Study text:
- Born: 26 May 1936 Grange-over-Sands, Cumbria, England
- Died: 22 September 2025 (aged 89) Castelnaudary, France
- Occupations: Journalist; correspondent;

= David Hirst (journalist) =

British journalist (1936–2025)

David John Hirst (26 May 1936 – 22 September 2025) was a British journalist and foreign correspondent who reported extensively on the Middle East. Based for most of his career in Beirut, he wrote for The Guardian from 1964 to 2001 and continued contributing until 2013. He was described as the paper’s "authoritative correspondent" through four decades of change in the region. Hirst focused heavily on the Arab–Israeli conflict and was described as having an academic approach to journalism. His books include The Gun and the Olive Branch (1977), a history of the Arab–Israeli conflict, and Beware of Small States: Lebanon, Battleground of the Middle East (2010).

==Early life and education==
Hirst was born on 26 May 1936 in Grange-over-Sands, Cumbria, England. He attended Rugby School before his then-compulsory military service took him to Egypt and Cyprus at the age of 18. Between 1954 and 1956 he lived in the Middle East, traveling widely in the Levant before leaving shortly before the outbreak of the Suez War. Reflecting on this period, he later remarked that he had arrived with little knowledge of the Middle East, "hardly [knowing] the difference between Israelis and Arabs." Hirst then studied at the University of Oxford. In 1959, he returned to Lebanon and enrolled at the American University of Beirut, where he studied until 1963 and learned Arabic.

== Career ==
In 1964, Hirst began writing for The Guardian, based in Beirut and Cyprus, a position he held until 2001. He continued to contribute occasionally, including obituaries, until 2013. He also wrote for The Christian Science Monitor, The Irish Times, the St. Petersburg Times in Florida, Newsday, the San Francisco Chronicle, the Middle East Eye and the Daily Star in Lebanon.

Activity 1:
Print the stretch of the David Hirst biography from "- Born: 26 May" through "British journalist (1936–2025)".
Activity 2:
Condense the paragraph of the David Hirst biography that begins "Hirst was born on 26 May 1936" into a short bulleted list that keeps its main facts.

Saved data entries:
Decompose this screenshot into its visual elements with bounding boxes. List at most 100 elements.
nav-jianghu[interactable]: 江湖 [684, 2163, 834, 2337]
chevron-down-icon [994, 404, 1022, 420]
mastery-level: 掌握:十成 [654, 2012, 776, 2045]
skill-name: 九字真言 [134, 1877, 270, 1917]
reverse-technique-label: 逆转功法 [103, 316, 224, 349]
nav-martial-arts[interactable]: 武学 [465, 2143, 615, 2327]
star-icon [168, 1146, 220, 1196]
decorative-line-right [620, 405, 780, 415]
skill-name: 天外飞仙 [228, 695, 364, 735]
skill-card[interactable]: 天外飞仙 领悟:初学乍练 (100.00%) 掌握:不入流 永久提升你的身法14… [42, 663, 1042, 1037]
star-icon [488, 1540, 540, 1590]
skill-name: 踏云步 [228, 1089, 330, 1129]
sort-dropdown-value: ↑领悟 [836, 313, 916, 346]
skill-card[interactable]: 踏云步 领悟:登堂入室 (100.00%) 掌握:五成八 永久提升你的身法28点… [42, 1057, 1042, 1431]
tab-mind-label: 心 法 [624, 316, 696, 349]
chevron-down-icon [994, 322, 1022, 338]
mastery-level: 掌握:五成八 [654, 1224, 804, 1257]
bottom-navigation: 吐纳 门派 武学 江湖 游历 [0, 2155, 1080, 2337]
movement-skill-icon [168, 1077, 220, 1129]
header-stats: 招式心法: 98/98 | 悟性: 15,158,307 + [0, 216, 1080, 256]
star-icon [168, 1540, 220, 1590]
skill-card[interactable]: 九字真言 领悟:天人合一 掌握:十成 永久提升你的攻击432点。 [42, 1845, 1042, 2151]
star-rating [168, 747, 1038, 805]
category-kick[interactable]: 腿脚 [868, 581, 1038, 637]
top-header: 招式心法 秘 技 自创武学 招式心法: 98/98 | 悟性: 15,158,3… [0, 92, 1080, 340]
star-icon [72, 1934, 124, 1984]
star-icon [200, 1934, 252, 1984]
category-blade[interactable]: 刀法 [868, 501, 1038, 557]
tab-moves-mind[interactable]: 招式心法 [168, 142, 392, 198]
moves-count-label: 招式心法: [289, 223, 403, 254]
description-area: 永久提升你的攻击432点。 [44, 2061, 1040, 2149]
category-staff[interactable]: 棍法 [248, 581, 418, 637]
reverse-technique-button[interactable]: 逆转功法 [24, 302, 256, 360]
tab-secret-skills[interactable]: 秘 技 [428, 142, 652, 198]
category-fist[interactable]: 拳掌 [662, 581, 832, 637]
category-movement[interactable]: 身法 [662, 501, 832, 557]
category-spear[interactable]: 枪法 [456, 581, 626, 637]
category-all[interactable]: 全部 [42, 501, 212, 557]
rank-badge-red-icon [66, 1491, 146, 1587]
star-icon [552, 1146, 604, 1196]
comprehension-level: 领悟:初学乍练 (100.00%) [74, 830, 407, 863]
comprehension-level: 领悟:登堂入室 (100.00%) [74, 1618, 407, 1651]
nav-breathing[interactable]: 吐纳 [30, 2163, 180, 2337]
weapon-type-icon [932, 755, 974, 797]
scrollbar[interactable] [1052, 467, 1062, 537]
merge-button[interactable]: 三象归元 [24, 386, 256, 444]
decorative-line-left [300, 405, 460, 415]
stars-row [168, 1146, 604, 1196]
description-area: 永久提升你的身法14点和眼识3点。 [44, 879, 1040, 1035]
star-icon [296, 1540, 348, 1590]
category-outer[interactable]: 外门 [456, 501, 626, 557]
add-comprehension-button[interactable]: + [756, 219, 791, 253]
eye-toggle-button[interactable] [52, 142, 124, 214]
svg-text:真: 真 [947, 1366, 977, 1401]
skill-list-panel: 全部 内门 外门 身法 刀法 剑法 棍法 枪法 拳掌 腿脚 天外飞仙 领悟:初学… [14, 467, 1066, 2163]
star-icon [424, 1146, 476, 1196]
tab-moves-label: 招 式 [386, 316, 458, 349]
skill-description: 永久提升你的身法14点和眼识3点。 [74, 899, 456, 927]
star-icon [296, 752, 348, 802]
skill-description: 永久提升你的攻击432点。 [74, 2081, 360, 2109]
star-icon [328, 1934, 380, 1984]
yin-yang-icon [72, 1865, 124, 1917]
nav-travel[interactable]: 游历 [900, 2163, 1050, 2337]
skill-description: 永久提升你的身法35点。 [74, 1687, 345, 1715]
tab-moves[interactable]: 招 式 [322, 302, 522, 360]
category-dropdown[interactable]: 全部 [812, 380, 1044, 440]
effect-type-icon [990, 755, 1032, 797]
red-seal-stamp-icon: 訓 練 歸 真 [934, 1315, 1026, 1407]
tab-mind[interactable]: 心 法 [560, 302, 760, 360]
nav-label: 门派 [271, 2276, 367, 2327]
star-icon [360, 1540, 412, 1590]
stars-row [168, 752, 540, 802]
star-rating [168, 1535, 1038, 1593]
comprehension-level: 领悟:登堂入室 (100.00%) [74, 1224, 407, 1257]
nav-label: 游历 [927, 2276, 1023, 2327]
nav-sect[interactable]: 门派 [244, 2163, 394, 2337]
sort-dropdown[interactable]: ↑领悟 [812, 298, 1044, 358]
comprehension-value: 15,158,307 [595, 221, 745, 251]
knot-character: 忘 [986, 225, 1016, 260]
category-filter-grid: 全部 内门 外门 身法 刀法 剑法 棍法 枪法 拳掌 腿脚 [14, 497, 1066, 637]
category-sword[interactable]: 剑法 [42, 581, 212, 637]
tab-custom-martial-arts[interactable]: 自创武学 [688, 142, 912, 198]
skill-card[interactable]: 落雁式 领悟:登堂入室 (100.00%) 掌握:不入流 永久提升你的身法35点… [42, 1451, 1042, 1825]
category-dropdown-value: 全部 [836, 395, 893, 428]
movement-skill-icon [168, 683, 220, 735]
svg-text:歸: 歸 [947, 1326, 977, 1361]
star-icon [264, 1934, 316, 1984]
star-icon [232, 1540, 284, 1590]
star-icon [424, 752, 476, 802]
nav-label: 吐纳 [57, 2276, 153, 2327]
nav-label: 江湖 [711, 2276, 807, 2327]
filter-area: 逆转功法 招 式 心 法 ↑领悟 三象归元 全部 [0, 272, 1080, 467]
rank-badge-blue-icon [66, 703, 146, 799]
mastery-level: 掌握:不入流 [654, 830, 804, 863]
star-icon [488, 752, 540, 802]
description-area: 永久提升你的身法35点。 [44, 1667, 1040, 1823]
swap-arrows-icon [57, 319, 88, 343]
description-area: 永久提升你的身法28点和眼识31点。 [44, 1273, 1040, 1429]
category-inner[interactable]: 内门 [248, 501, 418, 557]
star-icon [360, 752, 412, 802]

Task output 1:
- Born: 26 May 1936 Grange-over-Sands, Cumbria, England
- Died: 22 September 2025 (aged 89) Castelnaudary, France
- Occupations: Journalist; correspondent;

= David Hirst (journalist) =

British journalist (1936–2025)

Task output 2:
- Born 26 May 1936 in Grange-over-Sands, Cumbria, England
- Attended Rugby School
- At 18, compulsory military service took him to Egypt and Cyprus
- Lived in the Middle East from 1954 to 1956 and traveled widely in the Levant, leaving shortly before the Suez War
- Later said he had arrived "hardly [knowing] the difference between Israelis and Arabs"
- Studied at the University of Oxford
- Returned to Lebanon in 1959 and studied at the American University of Beirut until 1963, where he learned Arabic